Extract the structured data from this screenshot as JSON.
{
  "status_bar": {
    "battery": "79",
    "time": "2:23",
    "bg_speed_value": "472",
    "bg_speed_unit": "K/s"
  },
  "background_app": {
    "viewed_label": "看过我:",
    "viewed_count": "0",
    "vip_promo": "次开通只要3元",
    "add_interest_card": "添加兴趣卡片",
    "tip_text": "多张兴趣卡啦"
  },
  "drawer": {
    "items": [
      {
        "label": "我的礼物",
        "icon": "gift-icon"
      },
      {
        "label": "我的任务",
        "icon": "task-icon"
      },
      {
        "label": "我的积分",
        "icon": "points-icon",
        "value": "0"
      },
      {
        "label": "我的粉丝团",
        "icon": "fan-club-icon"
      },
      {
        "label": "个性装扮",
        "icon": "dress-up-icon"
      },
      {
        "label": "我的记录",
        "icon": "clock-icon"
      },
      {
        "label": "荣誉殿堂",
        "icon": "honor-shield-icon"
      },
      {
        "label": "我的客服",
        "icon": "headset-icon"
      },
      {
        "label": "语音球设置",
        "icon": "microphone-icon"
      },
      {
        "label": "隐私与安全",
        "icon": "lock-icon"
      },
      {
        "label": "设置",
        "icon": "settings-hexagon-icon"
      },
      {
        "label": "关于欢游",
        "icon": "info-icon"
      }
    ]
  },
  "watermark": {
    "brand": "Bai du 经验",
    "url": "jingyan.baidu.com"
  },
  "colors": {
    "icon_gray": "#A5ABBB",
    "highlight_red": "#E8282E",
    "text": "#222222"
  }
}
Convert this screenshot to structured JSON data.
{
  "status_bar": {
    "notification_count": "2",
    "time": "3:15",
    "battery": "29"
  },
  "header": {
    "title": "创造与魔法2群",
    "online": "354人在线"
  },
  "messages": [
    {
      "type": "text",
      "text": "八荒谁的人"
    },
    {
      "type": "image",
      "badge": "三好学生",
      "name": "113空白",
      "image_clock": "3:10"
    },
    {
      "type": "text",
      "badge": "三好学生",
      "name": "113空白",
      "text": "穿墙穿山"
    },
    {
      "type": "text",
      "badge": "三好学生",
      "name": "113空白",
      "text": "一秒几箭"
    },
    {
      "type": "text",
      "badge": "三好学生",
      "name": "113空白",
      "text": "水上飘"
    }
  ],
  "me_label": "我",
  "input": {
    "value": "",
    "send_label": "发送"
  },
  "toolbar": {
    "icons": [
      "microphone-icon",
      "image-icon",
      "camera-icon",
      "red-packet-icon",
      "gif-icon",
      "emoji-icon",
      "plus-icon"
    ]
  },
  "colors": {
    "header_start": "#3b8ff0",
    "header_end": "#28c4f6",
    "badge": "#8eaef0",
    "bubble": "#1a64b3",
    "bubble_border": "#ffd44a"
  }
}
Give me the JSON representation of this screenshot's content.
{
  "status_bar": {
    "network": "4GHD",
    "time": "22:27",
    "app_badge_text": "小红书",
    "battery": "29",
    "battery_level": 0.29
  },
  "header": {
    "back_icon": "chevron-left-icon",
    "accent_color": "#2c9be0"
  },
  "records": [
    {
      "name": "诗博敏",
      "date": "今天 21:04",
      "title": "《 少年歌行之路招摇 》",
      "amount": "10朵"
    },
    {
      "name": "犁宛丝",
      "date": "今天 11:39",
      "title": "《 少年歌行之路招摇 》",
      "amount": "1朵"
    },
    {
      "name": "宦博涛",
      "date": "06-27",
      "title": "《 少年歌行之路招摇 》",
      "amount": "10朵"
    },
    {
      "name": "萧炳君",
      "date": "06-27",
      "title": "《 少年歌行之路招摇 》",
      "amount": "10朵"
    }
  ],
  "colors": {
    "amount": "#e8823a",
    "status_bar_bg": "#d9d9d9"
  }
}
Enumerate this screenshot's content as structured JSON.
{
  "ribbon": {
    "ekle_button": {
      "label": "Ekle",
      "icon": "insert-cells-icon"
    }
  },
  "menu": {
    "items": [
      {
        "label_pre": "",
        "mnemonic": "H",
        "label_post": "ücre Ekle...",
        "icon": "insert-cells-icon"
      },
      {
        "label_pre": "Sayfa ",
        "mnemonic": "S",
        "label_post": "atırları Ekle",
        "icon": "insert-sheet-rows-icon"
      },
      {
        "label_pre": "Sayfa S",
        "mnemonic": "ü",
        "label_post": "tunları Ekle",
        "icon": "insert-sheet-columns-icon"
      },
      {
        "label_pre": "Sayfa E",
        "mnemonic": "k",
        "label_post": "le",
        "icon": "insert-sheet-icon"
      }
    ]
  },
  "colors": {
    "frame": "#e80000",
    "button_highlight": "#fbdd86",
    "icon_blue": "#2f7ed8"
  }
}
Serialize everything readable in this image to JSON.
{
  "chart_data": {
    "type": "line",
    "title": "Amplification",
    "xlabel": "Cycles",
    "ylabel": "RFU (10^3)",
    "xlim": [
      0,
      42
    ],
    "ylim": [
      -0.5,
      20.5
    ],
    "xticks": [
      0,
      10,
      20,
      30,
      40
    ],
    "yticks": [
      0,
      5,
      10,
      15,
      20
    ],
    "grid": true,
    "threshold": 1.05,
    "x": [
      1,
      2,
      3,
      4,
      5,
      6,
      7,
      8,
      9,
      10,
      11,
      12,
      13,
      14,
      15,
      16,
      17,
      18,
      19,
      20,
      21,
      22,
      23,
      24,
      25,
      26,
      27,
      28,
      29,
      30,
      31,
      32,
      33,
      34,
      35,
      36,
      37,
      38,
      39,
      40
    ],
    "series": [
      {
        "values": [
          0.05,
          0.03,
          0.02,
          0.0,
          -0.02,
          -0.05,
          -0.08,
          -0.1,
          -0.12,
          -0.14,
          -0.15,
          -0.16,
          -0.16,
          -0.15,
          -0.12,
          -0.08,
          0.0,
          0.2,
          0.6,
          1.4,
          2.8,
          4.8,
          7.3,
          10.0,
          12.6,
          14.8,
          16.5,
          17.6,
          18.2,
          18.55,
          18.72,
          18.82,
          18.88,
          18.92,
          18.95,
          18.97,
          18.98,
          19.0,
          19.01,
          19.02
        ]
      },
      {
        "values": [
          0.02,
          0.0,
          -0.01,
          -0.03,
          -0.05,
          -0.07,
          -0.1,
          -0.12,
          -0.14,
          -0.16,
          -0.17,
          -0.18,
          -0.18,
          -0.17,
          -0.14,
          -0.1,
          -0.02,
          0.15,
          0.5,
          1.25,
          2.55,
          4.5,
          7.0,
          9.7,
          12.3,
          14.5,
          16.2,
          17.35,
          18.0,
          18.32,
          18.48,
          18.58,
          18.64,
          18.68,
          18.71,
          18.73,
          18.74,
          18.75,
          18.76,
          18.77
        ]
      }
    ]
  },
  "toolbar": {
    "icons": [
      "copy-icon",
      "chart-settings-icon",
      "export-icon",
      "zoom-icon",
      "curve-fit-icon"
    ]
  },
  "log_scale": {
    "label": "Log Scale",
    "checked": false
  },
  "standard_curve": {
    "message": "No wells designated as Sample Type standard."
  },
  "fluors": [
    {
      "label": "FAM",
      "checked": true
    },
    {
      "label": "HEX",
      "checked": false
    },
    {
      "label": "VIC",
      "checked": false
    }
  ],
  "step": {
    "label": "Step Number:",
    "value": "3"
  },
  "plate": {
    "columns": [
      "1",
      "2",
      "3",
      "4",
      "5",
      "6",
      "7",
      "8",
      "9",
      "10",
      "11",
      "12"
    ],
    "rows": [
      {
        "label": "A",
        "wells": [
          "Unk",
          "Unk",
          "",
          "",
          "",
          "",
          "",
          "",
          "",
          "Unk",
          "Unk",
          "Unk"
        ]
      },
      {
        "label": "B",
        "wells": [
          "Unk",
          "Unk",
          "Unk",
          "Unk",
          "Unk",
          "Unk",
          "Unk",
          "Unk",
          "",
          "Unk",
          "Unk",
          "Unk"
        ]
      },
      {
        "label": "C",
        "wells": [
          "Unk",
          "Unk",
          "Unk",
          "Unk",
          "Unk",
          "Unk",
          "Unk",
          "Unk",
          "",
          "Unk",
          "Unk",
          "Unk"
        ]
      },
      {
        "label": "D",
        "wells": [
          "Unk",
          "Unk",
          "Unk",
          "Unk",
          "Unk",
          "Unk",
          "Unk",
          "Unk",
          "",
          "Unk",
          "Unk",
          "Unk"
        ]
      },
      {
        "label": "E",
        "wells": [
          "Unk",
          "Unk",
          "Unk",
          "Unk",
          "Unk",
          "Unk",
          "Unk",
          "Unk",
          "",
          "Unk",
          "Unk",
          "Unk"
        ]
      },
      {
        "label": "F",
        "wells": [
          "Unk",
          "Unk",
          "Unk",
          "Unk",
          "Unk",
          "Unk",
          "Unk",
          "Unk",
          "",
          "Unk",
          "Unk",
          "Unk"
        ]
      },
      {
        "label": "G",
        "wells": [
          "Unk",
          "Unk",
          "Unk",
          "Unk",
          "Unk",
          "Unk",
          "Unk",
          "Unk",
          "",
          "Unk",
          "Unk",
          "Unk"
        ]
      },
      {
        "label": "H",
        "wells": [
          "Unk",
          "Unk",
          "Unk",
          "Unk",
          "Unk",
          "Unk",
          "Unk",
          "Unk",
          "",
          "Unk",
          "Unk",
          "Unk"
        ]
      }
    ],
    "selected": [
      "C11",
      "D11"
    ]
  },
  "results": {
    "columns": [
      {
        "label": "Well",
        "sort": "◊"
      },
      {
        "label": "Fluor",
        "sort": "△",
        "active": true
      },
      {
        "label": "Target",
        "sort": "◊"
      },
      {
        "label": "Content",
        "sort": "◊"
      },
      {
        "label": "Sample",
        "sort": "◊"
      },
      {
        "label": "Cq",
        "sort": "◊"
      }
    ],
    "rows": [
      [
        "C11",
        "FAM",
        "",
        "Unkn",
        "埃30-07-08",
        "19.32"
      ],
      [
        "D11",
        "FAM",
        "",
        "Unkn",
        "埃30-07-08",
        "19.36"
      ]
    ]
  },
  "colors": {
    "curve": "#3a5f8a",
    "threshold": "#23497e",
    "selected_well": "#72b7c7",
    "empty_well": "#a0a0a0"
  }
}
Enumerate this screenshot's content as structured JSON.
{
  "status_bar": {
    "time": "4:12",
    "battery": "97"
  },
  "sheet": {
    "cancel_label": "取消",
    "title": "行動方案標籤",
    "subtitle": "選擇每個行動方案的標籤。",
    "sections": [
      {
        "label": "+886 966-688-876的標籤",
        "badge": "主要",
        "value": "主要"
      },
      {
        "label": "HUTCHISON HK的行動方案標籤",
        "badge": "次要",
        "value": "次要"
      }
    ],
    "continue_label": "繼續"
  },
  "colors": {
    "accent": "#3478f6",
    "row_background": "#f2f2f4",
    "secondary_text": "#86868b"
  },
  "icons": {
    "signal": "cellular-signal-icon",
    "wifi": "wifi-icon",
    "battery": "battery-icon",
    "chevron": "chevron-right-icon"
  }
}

────────────────

- **To do**
Look through the entries and find each line that has the string "structured". Copy those lines.

- **Result below**
Extract the structured data from this screenshot as JSON.
Convert this screenshot to structured JSON data.
Enumerate this screenshot's content as structured JSON.
Enumerate this screenshot's content as structured JSON.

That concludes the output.